> _GIVEN REQUEST_: Output every record below exactly as it appears.

** begin DATA PROVIDED **

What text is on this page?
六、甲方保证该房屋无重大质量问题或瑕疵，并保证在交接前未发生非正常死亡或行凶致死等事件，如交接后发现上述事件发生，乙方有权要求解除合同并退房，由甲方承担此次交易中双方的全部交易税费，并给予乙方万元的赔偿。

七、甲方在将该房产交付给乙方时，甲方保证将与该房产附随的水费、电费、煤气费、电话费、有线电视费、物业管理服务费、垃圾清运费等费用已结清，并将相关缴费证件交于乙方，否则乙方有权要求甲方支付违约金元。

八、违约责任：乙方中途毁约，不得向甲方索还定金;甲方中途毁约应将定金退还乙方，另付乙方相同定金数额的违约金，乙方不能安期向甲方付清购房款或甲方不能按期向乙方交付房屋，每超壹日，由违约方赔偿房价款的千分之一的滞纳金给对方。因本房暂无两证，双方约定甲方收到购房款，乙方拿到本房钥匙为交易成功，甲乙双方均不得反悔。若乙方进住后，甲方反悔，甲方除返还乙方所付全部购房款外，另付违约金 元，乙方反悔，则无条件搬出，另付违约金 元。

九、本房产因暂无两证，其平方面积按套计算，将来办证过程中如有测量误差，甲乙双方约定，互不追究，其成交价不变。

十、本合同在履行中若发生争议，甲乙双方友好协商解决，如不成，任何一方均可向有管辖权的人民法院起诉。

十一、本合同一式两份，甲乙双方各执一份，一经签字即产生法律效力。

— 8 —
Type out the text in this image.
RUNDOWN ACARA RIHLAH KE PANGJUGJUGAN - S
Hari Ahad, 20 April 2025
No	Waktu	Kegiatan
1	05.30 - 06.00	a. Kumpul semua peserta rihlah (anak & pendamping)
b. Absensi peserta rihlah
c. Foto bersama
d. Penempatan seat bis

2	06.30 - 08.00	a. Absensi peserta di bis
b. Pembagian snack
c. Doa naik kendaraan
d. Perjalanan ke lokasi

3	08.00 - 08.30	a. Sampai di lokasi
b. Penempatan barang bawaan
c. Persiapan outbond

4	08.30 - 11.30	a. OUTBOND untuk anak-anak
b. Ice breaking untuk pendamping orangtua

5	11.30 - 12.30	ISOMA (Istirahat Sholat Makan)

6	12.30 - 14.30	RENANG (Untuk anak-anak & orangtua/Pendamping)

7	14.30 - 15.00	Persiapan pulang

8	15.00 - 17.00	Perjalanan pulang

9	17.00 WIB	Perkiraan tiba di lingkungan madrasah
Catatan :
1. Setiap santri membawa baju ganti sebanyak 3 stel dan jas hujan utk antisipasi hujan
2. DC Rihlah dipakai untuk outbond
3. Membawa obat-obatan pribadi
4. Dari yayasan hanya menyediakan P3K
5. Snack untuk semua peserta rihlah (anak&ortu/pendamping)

** end DATA PROVIDED **

> _OUTPUT OF THE TASK_:
What text is on this page?
六、甲方保证该房屋无重大质量问题或瑕疵，并保证在交接前未发生非正常死亡或行凶致死等事件，如交接后发现上述事件发生，乙方有权要求解除合同并退房，由甲方承担此次交易中双方的全部交易税费，并给予乙方万元的赔偿。

七、甲方在将该房产交付给乙方时，甲方保证将与该房产附随的水费、电费、煤气费、电话费、有线电视费、物业管理服务费、垃圾清运费等费用已结清，并将相关缴费证件交于乙方，否则乙方有权要求甲方支付违约金元。

八、违约责任：乙方中途毁约，不得向甲方索还定金;甲方中途毁约应将定金退还乙方，另付乙方相同定金数额的违约金，乙方不能安期向甲方付清购房款或甲方不能按期向乙方交付房屋，每超壹日，由违约方赔偿房价款的千分之一的滞纳金给对方。因本房暂无两证，双方约定甲方收到购房款，乙方拿到本房钥匙为交易成功，甲乙双方均不得反悔。若乙方进住后，甲方反悔，甲方除返还乙方所付全部购房款外，另付违约金 元，乙方反悔，则无条件搬出，另付违约金 元。

九、本房产因暂无两证，其平方面积按套计算，将来办证过程中如有测量误差，甲乙双方约定，互不追究，其成交价不变。

十、本合同在履行中若发生争议，甲乙双方友好协商解决，如不成，任何一方均可向有管辖权的人民法院起诉。

十一、本合同一式两份，甲乙双方各执一份，一经签字即产生法律效力。

— 8 —
Type out the text in this image.
RUNDOWN ACARA RIHLAH KE PANGJUGJUGAN - S
Hari Ahad, 20 April 2025
No	Waktu	Kegiatan
1	05.30 - 06.00	a. Kumpul semua peserta rihlah (anak & pendamping)
b. Absensi peserta rihlah
c. Foto bersama
d. Penempatan seat bis

2	06.30 - 08.00	a. Absensi peserta di bis
b. Pembagian snack
c. Doa naik kendaraan
d. Perjalanan ke lokasi

3	08.00 - 08.30	a. Sampai di lokasi
b. Penempatan barang bawaan
c. Persiapan outbond

4	08.30 - 11.30	a. OUTBOND untuk anak-anak
b. Ice breaking untuk pendamping orangtua

5	11.30 - 12.30	ISOMA (Istirahat Sholat Makan)

6	12.30 - 14.30	RENANG (Untuk anak-anak & orangtua/Pendamping)

7	14.30 - 15.00	Persiapan pulang

8	15.00 - 17.00	Perjalanan pulang

9	17.00 WIB	Perkiraan tiba di lingkungan madrasah
Catatan :
1. Setiap santri membawa baju ganti sebanyak 3 stel dan jas hujan utk antisipasi hujan
2. DC Rihlah dipakai untuk outbond
3. Membawa obat-obatan pribadi
4. Dari yayasan hanya menyediakan P3K
5. Snack untuk semua peserta rihlah (anak&ortu/pendamping)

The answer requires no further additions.